● **TASK INSTRUCTIONS**: Reproduce verbatim the lines of the material below, from its start through the line containing "asset-cell: 恒生科技指数 <box>9 677 429 722</box>", with both ends included.

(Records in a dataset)
Start
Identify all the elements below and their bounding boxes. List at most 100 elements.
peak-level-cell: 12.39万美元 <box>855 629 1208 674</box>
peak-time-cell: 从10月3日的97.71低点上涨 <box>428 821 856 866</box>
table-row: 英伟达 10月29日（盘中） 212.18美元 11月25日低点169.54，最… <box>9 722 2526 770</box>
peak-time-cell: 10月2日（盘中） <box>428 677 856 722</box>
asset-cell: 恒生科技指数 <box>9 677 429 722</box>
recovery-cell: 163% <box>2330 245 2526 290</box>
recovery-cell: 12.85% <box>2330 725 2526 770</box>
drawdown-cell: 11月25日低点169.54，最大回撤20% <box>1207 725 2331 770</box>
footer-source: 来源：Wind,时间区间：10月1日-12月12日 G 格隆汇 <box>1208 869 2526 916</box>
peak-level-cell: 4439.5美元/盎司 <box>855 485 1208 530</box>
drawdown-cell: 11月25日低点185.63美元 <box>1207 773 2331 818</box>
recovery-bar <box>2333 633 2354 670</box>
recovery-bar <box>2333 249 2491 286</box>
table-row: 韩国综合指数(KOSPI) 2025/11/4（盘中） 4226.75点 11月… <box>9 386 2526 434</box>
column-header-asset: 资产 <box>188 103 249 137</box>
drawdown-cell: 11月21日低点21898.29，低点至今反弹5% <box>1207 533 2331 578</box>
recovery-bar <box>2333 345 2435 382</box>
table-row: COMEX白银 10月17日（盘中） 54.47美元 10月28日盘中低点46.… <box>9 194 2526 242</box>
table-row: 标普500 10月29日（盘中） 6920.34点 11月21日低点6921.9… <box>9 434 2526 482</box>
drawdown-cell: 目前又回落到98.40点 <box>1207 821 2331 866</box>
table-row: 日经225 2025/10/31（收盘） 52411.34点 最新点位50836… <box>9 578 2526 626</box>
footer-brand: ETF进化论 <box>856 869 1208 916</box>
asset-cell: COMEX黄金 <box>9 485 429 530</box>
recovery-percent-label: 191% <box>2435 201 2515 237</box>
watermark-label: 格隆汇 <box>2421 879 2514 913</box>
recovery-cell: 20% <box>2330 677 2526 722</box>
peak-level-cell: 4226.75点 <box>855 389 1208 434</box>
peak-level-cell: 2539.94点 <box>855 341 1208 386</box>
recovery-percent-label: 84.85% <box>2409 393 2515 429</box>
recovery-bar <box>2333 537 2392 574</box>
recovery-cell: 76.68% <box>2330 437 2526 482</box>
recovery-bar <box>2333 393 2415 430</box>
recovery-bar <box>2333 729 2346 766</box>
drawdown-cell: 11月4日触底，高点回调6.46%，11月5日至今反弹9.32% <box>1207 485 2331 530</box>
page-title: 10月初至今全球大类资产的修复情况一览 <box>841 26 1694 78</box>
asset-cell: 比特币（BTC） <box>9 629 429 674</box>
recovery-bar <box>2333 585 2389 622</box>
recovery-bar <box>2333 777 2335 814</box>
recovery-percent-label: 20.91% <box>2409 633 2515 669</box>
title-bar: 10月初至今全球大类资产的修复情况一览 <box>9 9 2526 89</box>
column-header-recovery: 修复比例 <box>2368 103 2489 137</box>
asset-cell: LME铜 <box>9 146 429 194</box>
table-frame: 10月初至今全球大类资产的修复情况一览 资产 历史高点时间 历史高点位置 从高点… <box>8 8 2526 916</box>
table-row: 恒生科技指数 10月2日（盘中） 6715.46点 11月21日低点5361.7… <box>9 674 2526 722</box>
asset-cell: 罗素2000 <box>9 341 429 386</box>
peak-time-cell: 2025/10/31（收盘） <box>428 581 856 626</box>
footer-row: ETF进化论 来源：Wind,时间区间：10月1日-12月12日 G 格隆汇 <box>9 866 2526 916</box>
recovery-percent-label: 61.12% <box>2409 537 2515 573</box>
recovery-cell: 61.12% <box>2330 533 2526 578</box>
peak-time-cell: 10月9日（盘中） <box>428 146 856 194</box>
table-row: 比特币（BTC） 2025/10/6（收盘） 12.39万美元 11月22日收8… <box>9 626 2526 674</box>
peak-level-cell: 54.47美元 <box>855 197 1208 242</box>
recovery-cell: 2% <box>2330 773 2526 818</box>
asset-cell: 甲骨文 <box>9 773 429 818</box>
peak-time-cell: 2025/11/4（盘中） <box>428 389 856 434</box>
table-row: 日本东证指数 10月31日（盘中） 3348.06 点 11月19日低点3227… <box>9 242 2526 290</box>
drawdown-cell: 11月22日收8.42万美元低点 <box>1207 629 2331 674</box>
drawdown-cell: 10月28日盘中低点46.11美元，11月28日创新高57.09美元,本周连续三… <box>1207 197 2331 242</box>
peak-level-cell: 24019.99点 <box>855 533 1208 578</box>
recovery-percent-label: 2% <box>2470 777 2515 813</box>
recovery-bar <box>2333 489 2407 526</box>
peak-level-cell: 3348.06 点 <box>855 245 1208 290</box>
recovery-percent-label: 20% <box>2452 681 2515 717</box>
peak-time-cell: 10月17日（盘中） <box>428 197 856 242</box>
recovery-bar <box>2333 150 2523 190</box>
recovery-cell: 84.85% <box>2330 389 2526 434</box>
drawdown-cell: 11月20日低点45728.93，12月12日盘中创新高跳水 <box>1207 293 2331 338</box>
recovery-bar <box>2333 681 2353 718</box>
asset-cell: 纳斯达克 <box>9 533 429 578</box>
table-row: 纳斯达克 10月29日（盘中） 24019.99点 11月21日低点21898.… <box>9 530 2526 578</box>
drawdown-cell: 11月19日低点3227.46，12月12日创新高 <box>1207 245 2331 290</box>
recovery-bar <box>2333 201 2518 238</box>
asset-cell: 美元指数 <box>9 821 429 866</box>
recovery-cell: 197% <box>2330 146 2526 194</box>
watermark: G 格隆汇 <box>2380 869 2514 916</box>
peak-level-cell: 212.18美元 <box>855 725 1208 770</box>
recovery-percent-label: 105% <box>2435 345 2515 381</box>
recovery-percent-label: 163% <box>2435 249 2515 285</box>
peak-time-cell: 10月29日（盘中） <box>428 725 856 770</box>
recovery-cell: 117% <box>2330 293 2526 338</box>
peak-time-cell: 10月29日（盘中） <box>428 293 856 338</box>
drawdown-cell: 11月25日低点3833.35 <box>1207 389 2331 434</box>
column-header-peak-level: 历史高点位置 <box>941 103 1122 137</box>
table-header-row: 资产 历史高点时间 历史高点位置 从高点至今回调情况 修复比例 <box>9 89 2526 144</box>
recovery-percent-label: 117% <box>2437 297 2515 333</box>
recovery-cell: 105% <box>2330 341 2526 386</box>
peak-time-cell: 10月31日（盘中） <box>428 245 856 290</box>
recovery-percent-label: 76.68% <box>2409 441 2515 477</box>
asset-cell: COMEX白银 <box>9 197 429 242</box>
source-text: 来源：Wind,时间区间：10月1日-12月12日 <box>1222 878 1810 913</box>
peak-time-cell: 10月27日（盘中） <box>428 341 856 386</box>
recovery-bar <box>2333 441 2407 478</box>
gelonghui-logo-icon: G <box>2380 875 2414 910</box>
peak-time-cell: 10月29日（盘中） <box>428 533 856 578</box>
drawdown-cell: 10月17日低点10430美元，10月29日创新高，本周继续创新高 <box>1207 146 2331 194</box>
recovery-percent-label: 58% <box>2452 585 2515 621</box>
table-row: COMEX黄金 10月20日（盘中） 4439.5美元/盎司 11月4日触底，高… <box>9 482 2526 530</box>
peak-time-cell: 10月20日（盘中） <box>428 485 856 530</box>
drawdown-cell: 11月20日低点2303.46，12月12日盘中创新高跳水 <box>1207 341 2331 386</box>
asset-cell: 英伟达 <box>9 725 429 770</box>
End
● **OUTPUT OF THE EXERCISE**:
Identify all the elements below and their bounding boxes. List at most 100 elements.
peak-level-cell: 12.39万美元 <box>855 629 1208 674</box>
peak-time-cell: 从10月3日的97.71低点上涨 <box>428 821 856 866</box>
table-row: 英伟达 10月29日（盘中） 212.18美元 11月25日低点169.54，最… <box>9 722 2526 770</box>
peak-time-cell: 10月2日（盘中） <box>428 677 856 722</box>
asset-cell: 恒生科技指数 <box>9 677 429 722</box>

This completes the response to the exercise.